PROBLEM → Give the number of lines that contain the string "content", please, and nothing else.

RECORDS SHOWN →

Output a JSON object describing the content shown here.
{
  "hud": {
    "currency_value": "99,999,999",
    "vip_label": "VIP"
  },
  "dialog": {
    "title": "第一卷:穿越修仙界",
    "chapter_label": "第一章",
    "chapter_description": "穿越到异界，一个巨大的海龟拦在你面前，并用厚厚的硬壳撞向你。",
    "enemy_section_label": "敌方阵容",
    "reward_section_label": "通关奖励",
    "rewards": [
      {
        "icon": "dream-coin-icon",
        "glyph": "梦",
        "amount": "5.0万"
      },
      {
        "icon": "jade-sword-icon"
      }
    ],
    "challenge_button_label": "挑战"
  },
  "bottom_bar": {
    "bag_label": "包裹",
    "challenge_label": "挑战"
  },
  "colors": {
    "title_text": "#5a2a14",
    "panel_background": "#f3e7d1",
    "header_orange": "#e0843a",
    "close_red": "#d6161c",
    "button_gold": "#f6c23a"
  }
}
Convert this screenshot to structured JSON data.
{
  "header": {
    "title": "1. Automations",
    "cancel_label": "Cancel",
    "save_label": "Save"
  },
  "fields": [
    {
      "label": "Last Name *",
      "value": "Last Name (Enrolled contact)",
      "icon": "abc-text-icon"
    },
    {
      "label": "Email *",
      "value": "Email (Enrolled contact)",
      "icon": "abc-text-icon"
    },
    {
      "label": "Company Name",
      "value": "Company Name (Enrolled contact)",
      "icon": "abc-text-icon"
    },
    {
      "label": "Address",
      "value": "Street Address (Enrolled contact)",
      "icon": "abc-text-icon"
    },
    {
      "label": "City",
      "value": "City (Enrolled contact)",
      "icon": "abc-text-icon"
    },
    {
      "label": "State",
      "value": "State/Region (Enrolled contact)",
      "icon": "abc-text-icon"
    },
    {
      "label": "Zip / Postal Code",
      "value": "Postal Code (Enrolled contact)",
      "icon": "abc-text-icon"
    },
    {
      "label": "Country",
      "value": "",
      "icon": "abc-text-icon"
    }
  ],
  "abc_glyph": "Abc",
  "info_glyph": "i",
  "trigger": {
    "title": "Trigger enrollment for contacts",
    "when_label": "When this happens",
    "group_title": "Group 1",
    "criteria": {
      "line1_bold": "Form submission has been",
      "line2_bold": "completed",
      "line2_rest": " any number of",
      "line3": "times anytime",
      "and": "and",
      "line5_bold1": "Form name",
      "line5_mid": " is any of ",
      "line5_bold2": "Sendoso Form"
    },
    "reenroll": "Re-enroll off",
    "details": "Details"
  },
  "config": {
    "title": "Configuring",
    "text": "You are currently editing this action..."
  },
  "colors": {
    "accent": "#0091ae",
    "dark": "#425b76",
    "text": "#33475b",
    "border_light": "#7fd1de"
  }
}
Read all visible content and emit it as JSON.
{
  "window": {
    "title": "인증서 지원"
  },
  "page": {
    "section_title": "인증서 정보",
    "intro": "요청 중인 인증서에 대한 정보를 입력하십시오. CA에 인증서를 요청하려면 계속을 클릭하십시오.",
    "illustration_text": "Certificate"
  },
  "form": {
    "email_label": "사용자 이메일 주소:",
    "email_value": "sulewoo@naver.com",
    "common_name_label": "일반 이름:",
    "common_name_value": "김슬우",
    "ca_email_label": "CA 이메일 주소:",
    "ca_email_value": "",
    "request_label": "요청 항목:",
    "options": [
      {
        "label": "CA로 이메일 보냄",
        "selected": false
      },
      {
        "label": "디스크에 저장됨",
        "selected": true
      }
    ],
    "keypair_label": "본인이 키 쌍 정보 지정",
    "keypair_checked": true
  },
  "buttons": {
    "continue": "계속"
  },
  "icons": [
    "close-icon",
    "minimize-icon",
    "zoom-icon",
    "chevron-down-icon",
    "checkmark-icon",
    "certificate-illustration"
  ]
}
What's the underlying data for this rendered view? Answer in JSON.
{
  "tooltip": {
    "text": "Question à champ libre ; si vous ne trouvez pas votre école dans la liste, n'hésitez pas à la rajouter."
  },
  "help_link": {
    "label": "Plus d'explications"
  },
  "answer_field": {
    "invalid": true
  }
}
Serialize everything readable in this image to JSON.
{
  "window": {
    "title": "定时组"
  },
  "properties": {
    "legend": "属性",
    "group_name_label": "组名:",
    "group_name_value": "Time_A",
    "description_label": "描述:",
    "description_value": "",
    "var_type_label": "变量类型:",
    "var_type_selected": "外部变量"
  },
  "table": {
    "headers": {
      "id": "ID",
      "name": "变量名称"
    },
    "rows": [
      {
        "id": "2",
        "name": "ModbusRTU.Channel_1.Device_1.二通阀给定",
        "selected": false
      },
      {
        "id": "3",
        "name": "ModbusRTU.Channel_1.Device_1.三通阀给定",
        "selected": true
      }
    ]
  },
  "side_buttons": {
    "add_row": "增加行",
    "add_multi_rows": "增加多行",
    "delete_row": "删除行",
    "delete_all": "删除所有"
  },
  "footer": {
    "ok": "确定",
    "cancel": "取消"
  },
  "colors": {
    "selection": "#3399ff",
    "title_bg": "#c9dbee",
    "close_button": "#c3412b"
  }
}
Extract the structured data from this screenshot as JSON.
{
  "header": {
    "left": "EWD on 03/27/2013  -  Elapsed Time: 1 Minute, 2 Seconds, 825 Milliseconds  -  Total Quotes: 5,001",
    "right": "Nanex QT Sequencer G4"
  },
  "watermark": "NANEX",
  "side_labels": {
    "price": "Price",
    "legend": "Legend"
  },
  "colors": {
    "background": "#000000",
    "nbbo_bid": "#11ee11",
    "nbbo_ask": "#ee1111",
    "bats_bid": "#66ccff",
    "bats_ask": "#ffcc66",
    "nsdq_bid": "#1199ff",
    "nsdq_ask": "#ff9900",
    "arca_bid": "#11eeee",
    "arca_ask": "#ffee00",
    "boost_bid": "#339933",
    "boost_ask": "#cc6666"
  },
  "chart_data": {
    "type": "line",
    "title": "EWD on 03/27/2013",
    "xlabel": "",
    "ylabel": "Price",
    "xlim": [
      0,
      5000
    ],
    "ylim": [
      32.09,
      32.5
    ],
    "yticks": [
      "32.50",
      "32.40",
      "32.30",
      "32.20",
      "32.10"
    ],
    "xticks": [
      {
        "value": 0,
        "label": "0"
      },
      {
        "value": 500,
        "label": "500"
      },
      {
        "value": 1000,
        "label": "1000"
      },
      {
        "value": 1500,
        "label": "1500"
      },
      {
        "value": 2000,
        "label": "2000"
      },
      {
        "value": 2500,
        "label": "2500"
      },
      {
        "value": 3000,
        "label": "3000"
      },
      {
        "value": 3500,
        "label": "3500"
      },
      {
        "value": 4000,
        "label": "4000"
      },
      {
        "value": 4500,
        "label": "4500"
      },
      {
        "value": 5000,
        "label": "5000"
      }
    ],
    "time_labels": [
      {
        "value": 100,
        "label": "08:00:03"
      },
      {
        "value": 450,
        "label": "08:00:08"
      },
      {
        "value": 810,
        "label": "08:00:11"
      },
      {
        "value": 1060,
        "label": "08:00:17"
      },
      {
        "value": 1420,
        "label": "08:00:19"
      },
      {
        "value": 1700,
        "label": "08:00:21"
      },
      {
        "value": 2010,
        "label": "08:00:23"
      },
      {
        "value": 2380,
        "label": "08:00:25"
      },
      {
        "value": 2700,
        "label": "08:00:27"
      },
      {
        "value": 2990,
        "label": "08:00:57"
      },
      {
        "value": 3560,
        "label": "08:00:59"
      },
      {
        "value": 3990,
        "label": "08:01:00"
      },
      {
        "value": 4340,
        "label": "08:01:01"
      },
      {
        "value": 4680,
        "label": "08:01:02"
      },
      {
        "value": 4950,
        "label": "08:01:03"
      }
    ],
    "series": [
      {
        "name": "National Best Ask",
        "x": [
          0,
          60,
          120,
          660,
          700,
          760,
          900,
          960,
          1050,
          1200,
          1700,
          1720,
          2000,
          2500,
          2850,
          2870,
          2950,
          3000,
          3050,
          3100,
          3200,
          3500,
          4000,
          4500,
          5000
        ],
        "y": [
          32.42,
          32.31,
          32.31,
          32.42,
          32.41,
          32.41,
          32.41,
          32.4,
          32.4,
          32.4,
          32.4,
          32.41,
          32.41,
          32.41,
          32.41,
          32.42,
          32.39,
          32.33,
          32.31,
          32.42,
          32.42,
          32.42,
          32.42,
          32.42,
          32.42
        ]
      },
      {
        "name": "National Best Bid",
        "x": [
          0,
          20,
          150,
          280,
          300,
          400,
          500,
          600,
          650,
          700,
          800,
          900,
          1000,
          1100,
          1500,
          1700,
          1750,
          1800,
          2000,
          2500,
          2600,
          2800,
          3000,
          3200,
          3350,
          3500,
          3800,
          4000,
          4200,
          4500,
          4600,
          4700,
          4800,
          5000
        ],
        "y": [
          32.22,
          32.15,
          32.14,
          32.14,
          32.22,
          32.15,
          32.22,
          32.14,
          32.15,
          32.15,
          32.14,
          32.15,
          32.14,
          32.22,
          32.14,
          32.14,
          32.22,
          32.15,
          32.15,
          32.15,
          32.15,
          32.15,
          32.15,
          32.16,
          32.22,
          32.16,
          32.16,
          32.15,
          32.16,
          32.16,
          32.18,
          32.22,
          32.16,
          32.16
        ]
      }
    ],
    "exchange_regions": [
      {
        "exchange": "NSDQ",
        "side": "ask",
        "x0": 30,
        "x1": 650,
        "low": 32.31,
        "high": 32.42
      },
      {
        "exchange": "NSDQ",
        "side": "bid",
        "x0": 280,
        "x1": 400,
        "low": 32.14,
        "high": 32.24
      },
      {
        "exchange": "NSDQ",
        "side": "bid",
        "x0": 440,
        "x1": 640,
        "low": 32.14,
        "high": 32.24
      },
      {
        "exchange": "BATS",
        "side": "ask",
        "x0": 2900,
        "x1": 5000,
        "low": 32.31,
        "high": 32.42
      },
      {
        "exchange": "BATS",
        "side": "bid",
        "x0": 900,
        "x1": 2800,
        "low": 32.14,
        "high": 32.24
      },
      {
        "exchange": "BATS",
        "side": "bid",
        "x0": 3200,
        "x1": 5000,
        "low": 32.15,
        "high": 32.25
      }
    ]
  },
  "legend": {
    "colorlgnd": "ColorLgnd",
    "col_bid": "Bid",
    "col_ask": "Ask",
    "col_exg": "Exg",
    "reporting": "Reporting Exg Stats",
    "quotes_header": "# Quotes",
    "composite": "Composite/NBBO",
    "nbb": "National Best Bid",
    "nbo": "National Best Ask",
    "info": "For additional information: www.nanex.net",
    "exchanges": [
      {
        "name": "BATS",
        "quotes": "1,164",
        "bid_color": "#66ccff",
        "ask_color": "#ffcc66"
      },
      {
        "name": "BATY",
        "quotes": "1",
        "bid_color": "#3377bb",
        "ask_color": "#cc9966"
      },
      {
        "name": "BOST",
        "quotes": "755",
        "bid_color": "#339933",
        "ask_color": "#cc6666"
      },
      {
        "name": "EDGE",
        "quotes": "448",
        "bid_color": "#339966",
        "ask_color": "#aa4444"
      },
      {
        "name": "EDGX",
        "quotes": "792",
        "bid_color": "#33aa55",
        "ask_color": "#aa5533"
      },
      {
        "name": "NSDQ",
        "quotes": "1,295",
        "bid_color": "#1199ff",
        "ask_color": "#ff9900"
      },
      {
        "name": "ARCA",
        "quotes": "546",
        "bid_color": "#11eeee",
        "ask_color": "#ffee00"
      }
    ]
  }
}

RESPONSE → 2